══ DATA

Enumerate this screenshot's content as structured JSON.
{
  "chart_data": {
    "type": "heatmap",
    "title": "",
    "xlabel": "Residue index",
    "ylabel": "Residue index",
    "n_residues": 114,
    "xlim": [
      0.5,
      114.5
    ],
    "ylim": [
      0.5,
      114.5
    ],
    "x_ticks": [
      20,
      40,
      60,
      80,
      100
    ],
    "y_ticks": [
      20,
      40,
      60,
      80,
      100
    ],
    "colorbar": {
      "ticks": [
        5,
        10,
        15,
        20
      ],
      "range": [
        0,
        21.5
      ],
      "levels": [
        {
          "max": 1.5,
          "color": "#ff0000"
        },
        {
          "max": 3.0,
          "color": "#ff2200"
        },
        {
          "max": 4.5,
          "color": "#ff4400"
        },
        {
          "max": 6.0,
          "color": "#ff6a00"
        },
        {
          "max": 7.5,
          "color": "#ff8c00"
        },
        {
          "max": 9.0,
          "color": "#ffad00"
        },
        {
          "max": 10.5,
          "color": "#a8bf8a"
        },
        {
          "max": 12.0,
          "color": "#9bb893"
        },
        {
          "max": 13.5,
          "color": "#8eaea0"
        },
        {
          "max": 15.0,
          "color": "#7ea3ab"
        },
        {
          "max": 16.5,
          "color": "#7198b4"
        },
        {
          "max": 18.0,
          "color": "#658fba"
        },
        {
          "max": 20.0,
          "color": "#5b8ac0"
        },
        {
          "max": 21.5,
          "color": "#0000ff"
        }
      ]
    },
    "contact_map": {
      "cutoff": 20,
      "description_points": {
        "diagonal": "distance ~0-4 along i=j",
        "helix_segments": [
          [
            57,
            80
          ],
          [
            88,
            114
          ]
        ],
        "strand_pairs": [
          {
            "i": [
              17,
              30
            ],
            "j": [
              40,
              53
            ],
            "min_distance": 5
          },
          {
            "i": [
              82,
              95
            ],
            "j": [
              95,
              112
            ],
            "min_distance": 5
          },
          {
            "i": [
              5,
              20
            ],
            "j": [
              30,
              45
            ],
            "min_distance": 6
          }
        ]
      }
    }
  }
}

════

Every record shown above must be echoed exactly.

● **CORRECT RESULT**:
Enumerate this screenshot's content as structured JSON.
{
  "chart_data": {
    "type": "heatmap",
    "title": "",
    "xlabel": "Residue index",
    "ylabel": "Residue index",
    "n_residues": 114,
    "xlim": [
      0.5,
      114.5
    ],
    "ylim": [
      0.5,
      114.5
    ],
    "x_ticks": [
      20,
      40,
      60,
      80,
      100
    ],
    "y_ticks": [
      20,
      40,
      60,
      80,
      100
    ],
    "colorbar": {
      "ticks": [
        5,
        10,
        15,
        20
      ],
      "range": [
        0,
        21.5
      ],
      "levels": [
        {
          "max": 1.5,
          "color": "#ff0000"
        },
        {
          "max": 3.0,
          "color": "#ff2200"
        },
        {
          "max": 4.5,
          "color": "#ff4400"
        },
        {
          "max": 6.0,
          "color": "#ff6a00"
        },
        {
          "max": 7.5,
          "color": "#ff8c00"
        },
        {
          "max": 9.0,
          "color": "#ffad00"
        },
        {
          "max": 10.5,
          "color": "#a8bf8a"
        },
        {
          "max": 12.0,
          "color": "#9bb893"
        },
        {
          "max": 13.5,
          "color": "#8eaea0"
        },
        {
          "max": 15.0,
          "color": "#7ea3ab"
        },
        {
          "max": 16.5,
          "color": "#7198b4"
        },
        {
          "max": 18.0,
          "color": "#658fba"
        },
        {
          "max": 20.0,
          "color": "#5b8ac0"
        },
        {
          "max": 21.5,
          "color": "#0000ff"
        }
      ]
    },
    "contact_map": {
      "cutoff": 20,
      "description_points": {
        "diagonal": "distance ~0-4 along i=j",
        "helix_segments": [
          [
            57,
            80
          ],
          [
            88,
            114
          ]
        ],
        "strand_pairs": [
          {
            "i": [
              17,
              30
            ],
            "j": [
              40,
              53
            ],
            "min_distance": 5
          },
          {
            "i": [
              82,
              95
            ],
            "j": [
              95,
              112
            ],
            "min_distance": 5
          },
          {
            "i": [
              5,
              20
            ],
            "j": [
              30,
              45
            ],
            "min_distance": 6
          }
        ]
      }
    }
  }
}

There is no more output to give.